Stated task
Output all the entries word for word. Omit the pictures.

Stored records
※

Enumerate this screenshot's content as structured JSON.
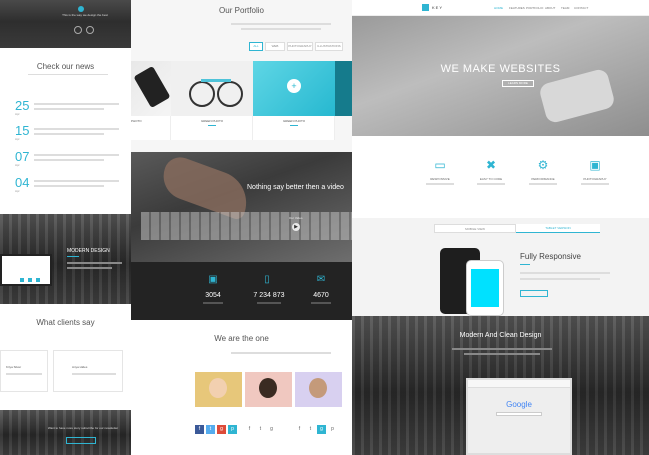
{
  "colA": {
    "hero_text": "This is the way we design the best",
    "news_title": "Check our news",
    "news": [
      {
        "day": "25",
        "mon": "Apr"
      },
      {
        "day": "15",
        "mon": "Apr"
      },
      {
        "day": "07",
        "mon": "Apr"
      },
      {
        "day": "04",
        "mon": "Apr"
      }
    ],
    "modern_design": "MODERN DESIGN",
    "clients_title": "What clients say",
    "clients": [
      {
        "name": "Kriya Silver"
      },
      {
        "name": "Anya Hides"
      }
    ],
    "footer_text": "Want to have more story subscribe for our newsletter"
  },
  "colB": {
    "portfolio_title": "Our Portfolio",
    "filters": [
      "ALL",
      "WEB",
      "PHOTOGRAPHY",
      "ILLUSTRATIONS"
    ],
    "items": [
      {
        "cap": "PHOTO"
      },
      {
        "cap": "GREEN PHOTO"
      },
      {
        "cap": "GREEN PHOTO"
      }
    ],
    "video_title": "Nothing say better then a video",
    "video_sub": "Our Video",
    "stats": [
      {
        "num": "3054"
      },
      {
        "num": "7 234 873"
      },
      {
        "num": "4670"
      }
    ],
    "team_title": "We are the one"
  },
  "colC": {
    "logo": "KEY",
    "nav": [
      "HOME",
      "FEATURES",
      "PORTFOLIO",
      "ABOUT",
      "TEAM",
      "CONTACT"
    ],
    "hero_title": "WE MAKE WEBSITES",
    "hero_button": "LEARN MORE",
    "services": [
      {
        "icon": "monitor-icon",
        "glyph": "▭",
        "label": "RESPONSIVE"
      },
      {
        "icon": "tools-icon",
        "glyph": "✖",
        "label": "EASY TO CODE"
      },
      {
        "icon": "gear-icon",
        "glyph": "⚙",
        "label": "PERFORMANCE"
      },
      {
        "icon": "camera-icon",
        "glyph": "▣",
        "label": "PHOTOGRAPHY"
      }
    ],
    "tabs": [
      "MOBILE VIEW",
      "TABLET VERSION"
    ],
    "responsive_title": "Fully Responsive",
    "modern_title": "Modern And Clean Design",
    "google": "Google"
  },
  "colors": {
    "accent": "#2fb5d2",
    "dark": "#2a2a2a"
  }
}
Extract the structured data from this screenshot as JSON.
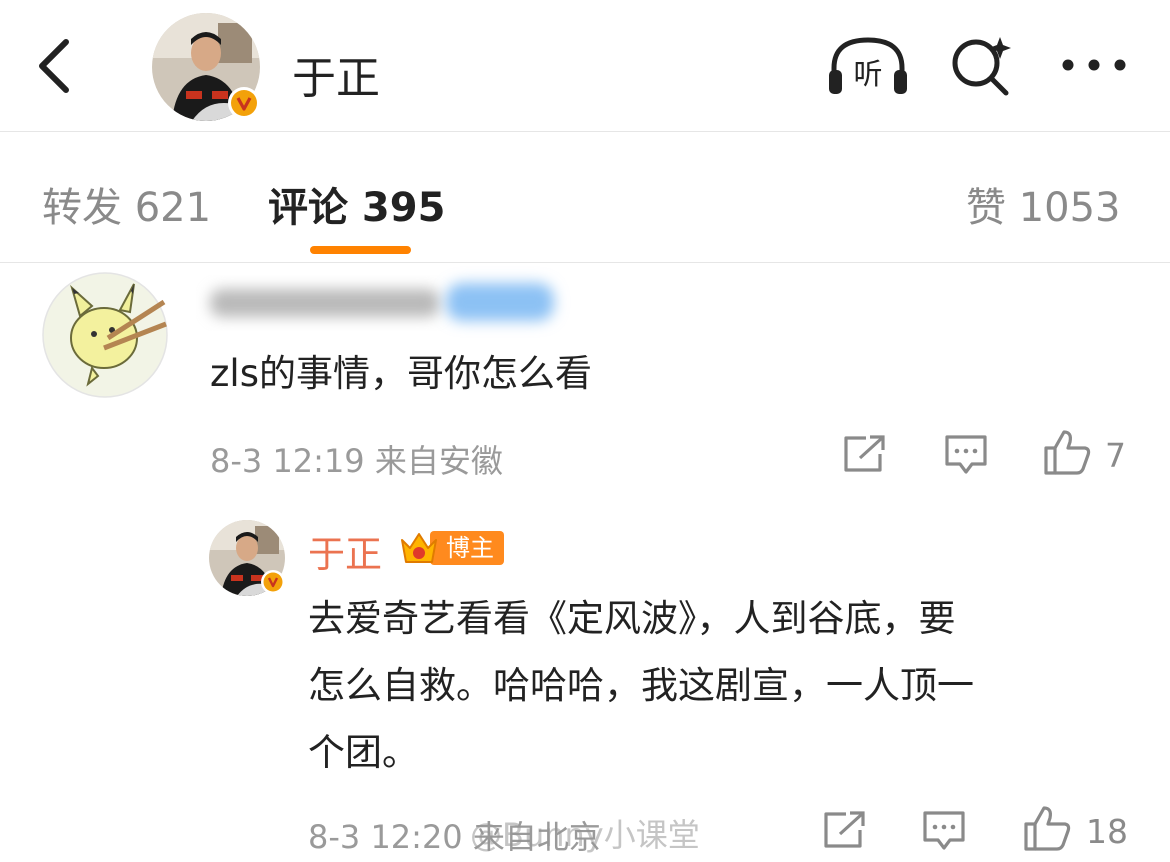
{
  "header": {
    "title": "于正",
    "listen_label": "听",
    "icons": [
      "back-chevron-icon",
      "listen-headphones-icon",
      "search-icon",
      "more-icon"
    ]
  },
  "tabs": {
    "repost_label": "转发 621",
    "comments_label": "评论 395",
    "likes_label": "赞 1053",
    "active": "comments",
    "accent_color": "#ff8200"
  },
  "comment": {
    "text": "zls的事情，哥你怎么看",
    "meta": "8-3 12:19 来自安徽",
    "like_count": "7"
  },
  "reply": {
    "author": "于正",
    "badge": "博主",
    "text_lines": [
      "去爱奇艺看看《定风波》，人到谷底，要",
      "怎么自救。哈哈哈，我这剧宣，一人顶一",
      "个团。"
    ],
    "meta": "8-3 12:20 来自北京",
    "like_count": "18",
    "name_color": "#eb7350"
  },
  "watermark": "@Bunny小课堂"
}
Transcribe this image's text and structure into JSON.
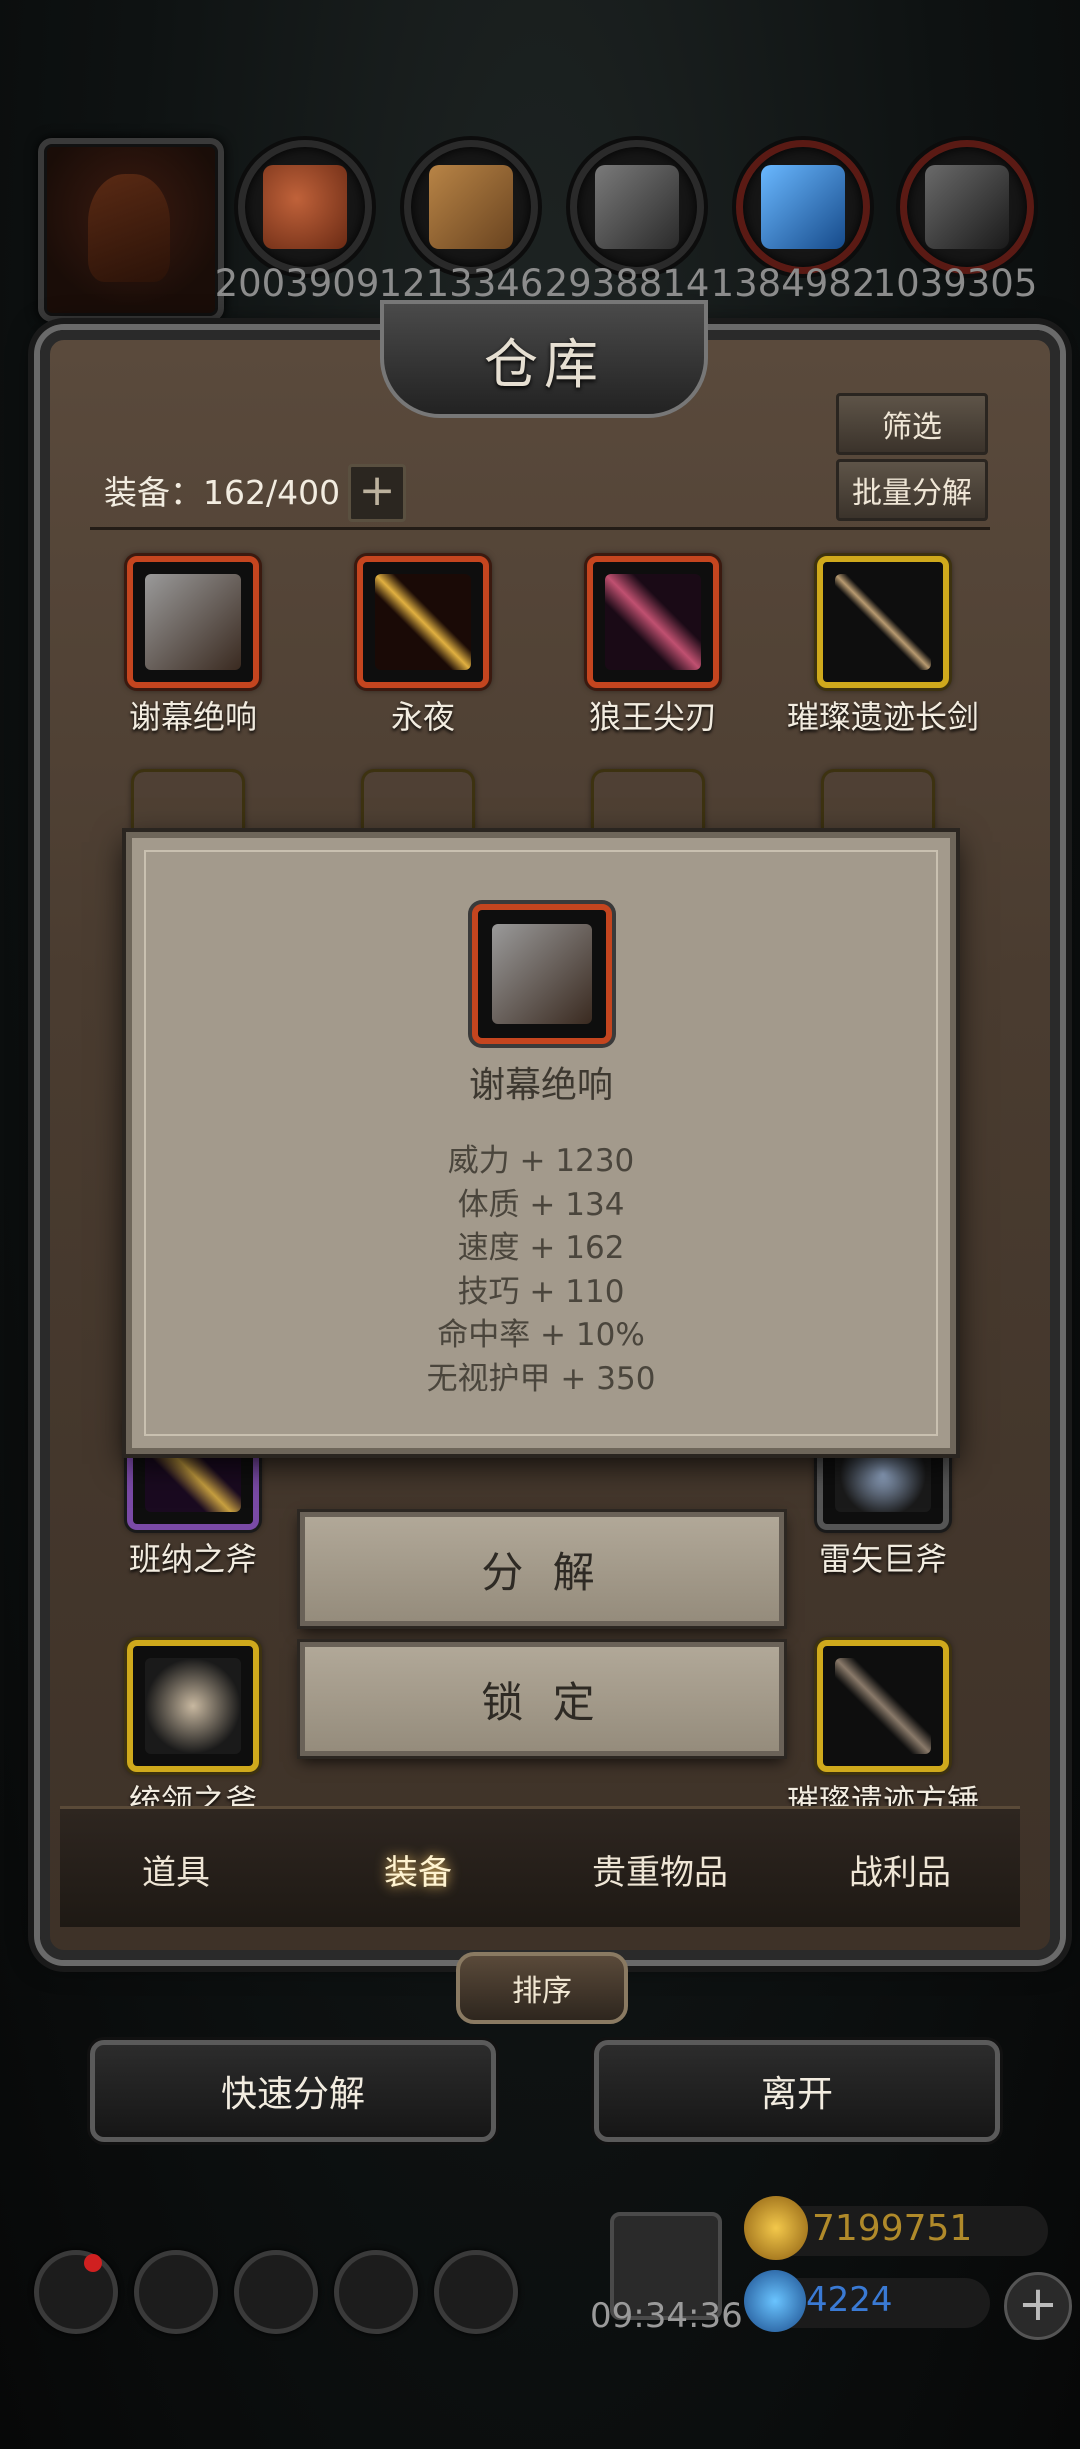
{
  "resources": [
    {
      "icon": "leather-icon",
      "value": "2003909",
      "color": "#b3542a"
    },
    {
      "icon": "wood-icon",
      "value": "1213346",
      "color": "#9a6a34"
    },
    {
      "icon": "iron-icon",
      "value": "2938814",
      "color": "#5a5a5a"
    },
    {
      "icon": "crystal-icon",
      "value": "1384982",
      "color": "#2a78c8"
    },
    {
      "icon": "ore-icon",
      "value": "1039305",
      "color": "#4a4a4a"
    }
  ],
  "warehouse": {
    "title": "仓库",
    "filter_label": "筛选",
    "batch_label": "批量分解",
    "count_label": "装备：162/400",
    "plus": "+"
  },
  "items": [
    {
      "name": "谢幕绝响",
      "rarity": "red",
      "icon": "revolver-icon"
    },
    {
      "name": "永夜",
      "rarity": "red",
      "icon": "dagger-icon"
    },
    {
      "name": "狼王尖刃",
      "rarity": "red",
      "icon": "blade-icon"
    },
    {
      "name": "璀璨遗迹长剑",
      "rarity": "gold",
      "icon": "longsword-icon"
    },
    {
      "name": "班纳之斧",
      "rarity": "purple",
      "icon": "axe-icon"
    },
    {
      "name": "雷矢巨斧",
      "rarity": "gray",
      "icon": "great-axe-icon"
    },
    {
      "name": "统领之斧",
      "rarity": "gold",
      "icon": "battle-axe-icon"
    },
    {
      "name": "璀璨遗迹方锤",
      "rarity": "gold",
      "icon": "hammer-icon"
    }
  ],
  "tabs": [
    {
      "label": "道具"
    },
    {
      "label": "装备"
    },
    {
      "label": "贵重物品"
    },
    {
      "label": "战利品"
    }
  ],
  "sort_label": "排序",
  "quick_decompose_label": "快速分解",
  "leave_label": "离开",
  "timer": "09:34:36",
  "gold": "7199751",
  "gems": "4224",
  "popup": {
    "item_name": "谢幕绝响",
    "stats": [
      "威力 + 1230",
      "体质 + 134",
      "速度 + 162",
      "技巧 + 110",
      "命中率 + 10%",
      "无视护甲 + 350"
    ],
    "decompose_label": "分 解",
    "lock_label": "锁 定"
  }
}
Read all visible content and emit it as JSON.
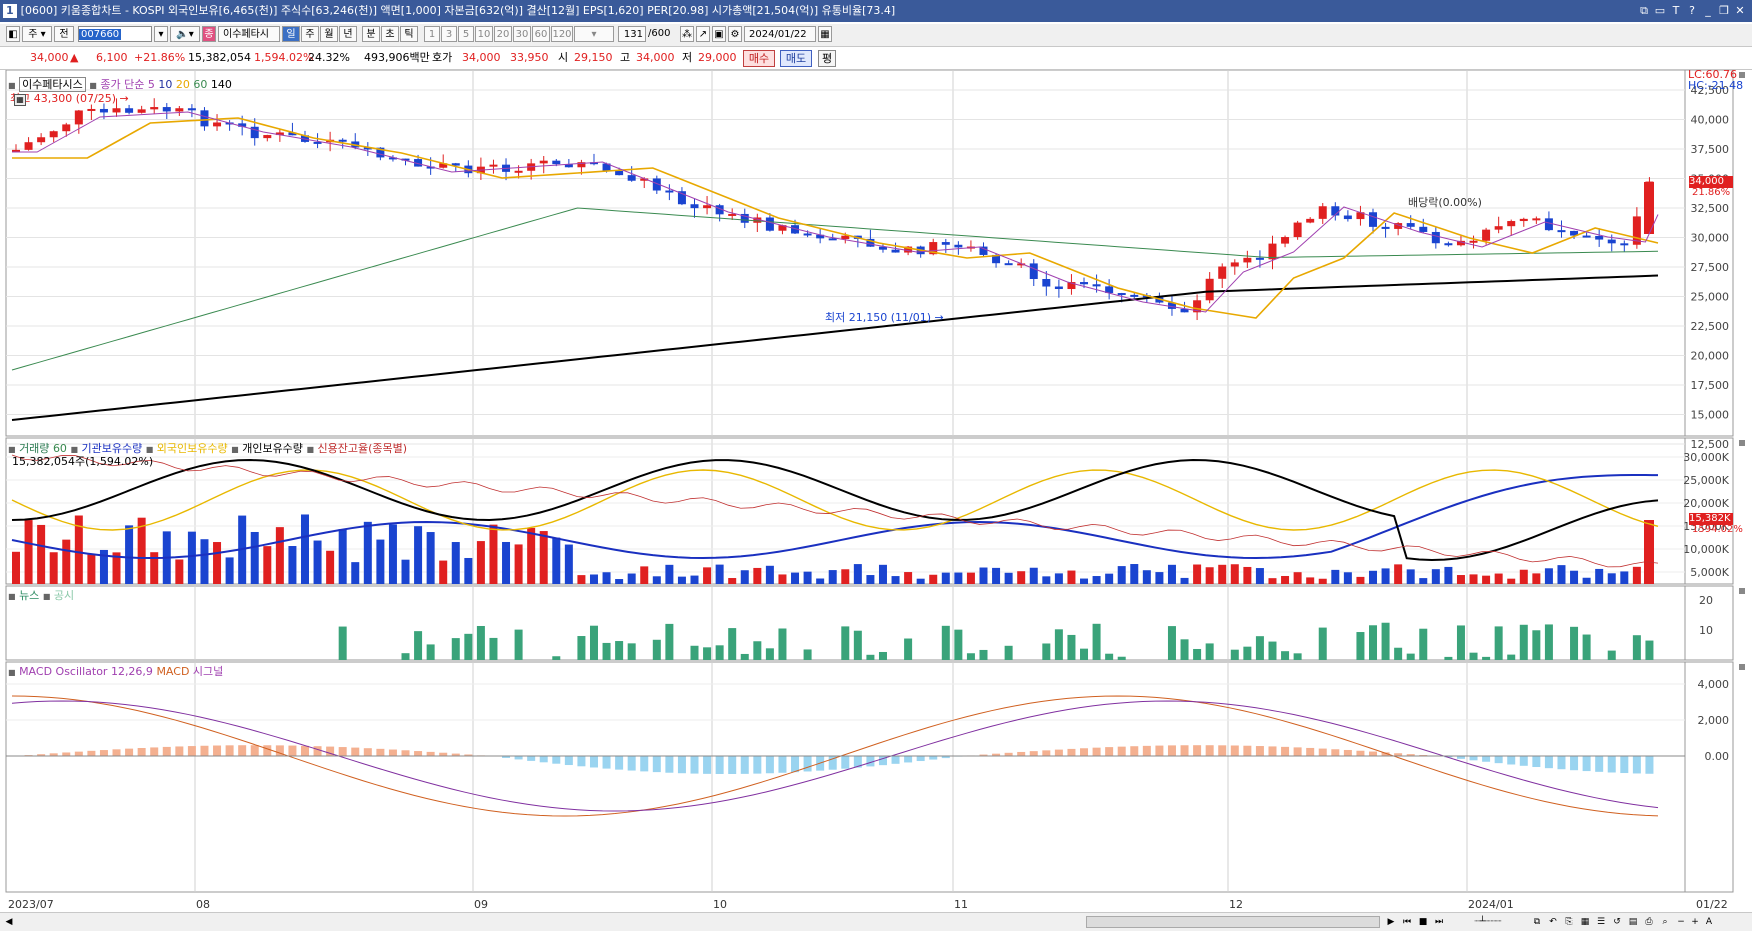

※

Finished task
Enumerate this screenshot's content as structured JSON.
{
  "colA": {
    "hero_text": "This is the way we design the best",
    "news_title": "Check our news",
    "news": [
      {
        "day": "25",
        "mon": "Apr"
      },
      {
        "day": "15",
        "mon": "Apr"
      },
      {
        "day": "07",
        "mon": "Apr"
      },
      {
        "day": "04",
        "mon": "Apr"
      }
    ],
    "modern_design": "MODERN DESIGN",
    "clients_title": "What clients say",
    "clients": [
      {
        "name": "Kriya Silver"
      },
      {
        "name": "Anya Hides"
      }
    ],
    "footer_text": "Want to have more story subscribe for our newsletter"
  },
  "colB": {
    "portfolio_title": "Our Portfolio",
    "filters": [
      "ALL",
      "WEB",
      "PHOTOGRAPHY",
      "ILLUSTRATIONS"
    ],
    "items": [
      {
        "cap": "PHOTO"
      },
      {
        "cap": "GREEN PHOTO"
      },
      {
        "cap": "GREEN PHOTO"
      }
    ],
    "video_title": "Nothing say better then a video",
    "video_sub": "Our Video",
    "stats": [
      {
        "num": "3054"
      },
      {
        "num": "7 234 873"
      },
      {
        "num": "4670"
      }
    ],
    "team_title": "We are the one"
  },
  "colC": {
    "logo": "KEY",
    "nav": [
      "HOME",
      "FEATURES",
      "PORTFOLIO",
      "ABOUT",
      "TEAM",
      "CONTACT"
    ],
    "hero_title": "WE MAKE WEBSITES",
    "hero_button": "LEARN MORE",
    "services": [
      {
        "icon": "monitor-icon",
        "glyph": "▭",
        "label": "RESPONSIVE"
      },
      {
        "icon": "tools-icon",
        "glyph": "✖",
        "label": "EASY TO CODE"
      },
      {
        "icon": "gear-icon",
        "glyph": "⚙",
        "label": "PERFORMANCE"
      },
      {
        "icon": "camera-icon",
        "glyph": "▣",
        "label": "PHOTOGRAPHY"
      }
    ],
    "tabs": [
      "MOBILE VIEW",
      "TABLET VERSION"
    ],
    "responsive_title": "Fully Responsive",
    "modern_title": "Modern And Clean Design",
    "google": "Google"
  },
  "colors": {
    "accent": "#2fb5d2",
    "dark": "#2a2a2a"
  }
}
Extract the structured data from this screenshot as JSON.
{
  "header": {
    "title": "于正",
    "listen_label": "听",
    "icons": [
      "back-chevron-icon",
      "listen-headphones-icon",
      "search-icon",
      "more-icon"
    ]
  },
  "tabs": {
    "repost_label": "转发 621",
    "comments_label": "评论 395",
    "likes_label": "赞 1053",
    "active": "comments",
    "accent_color": "#ff8200"
  },
  "comment": {
    "text": "zls的事情，哥你怎么看",
    "meta": "8-3 12:19 来自安徽",
    "like_count": "7"
  },
  "reply": {
    "author": "于正",
    "badge": "博主",
    "text_lines": [
      "去爱奇艺看看《定风波》，人到谷底，要",
      "怎么自救。哈哈哈，我这剧宣，一人顶一",
      "个团。"
    ],
    "meta": "8-3 12:20 来自北京",
    "like_count": "18",
    "name_color": "#eb7350"
  },
  "watermark": "@Bunny小课堂"
}
Transcribe this image's text and structure into JSON.
{
  "resources": [
    {
      "icon": "leather-icon",
      "value": "2003909",
      "color": "#b3542a"
    },
    {
      "icon": "wood-icon",
      "value": "1213346",
      "color": "#9a6a34"
    },
    {
      "icon": "iron-icon",
      "value": "2938814",
      "color": "#5a5a5a"
    },
    {
      "icon": "crystal-icon",
      "value": "1384982",
      "color": "#2a78c8"
    },
    {
      "icon": "ore-icon",
      "value": "1039305",
      "color": "#4a4a4a"
    }
  ],
  "warehouse": {
    "title": "仓库",
    "filter_label": "筛选",
    "batch_label": "批量分解",
    "count_label": "装备：162/400",
    "plus": "+"
  },
  "items": [
    {
      "name": "谢幕绝响",
      "rarity": "red",
      "icon": "revolver-icon"
    },
    {
      "name": "永夜",
      "rarity": "red",
      "icon": "dagger-icon"
    },
    {
      "name": "狼王尖刃",
      "rarity": "red",
      "icon": "blade-icon"
    },
    {
      "name": "璀璨遗迹长剑",
      "rarity": "gold",
      "icon": "longsword-icon"
    },
    {
      "name": "班纳之斧",
      "rarity": "purple",
      "icon": "axe-icon"
    },
    {
      "name": "雷矢巨斧",
      "rarity": "gray",
      "icon": "great-axe-icon"
    },
    {
      "name": "统领之斧",
      "rarity": "gold",
      "icon": "battle-axe-icon"
    },
    {
      "name": "璀璨遗迹方锤",
      "rarity": "gold",
      "icon": "hammer-icon"
    }
  ],
  "tabs": [
    {
      "label": "道具"
    },
    {
      "label": "装备"
    },
    {
      "label": "贵重物品"
    },
    {
      "label": "战利品"
    }
  ],
  "sort_label": "排序",
  "quick_decompose_label": "快速分解",
  "leave_label": "离开",
  "timer": "09:34:36",
  "gold": "7199751",
  "gems": "4224",
  "popup": {
    "item_name": "谢幕绝响",
    "stats": [
      "威力 + 1230",
      "体质 + 134",
      "速度 + 162",
      "技巧 + 110",
      "命中率 + 10%",
      "无视护甲 + 350"
    ],
    "decompose_label": "分 解",
    "lock_label": "锁 定"
  }
}
Read all visible content and emit it as JSON.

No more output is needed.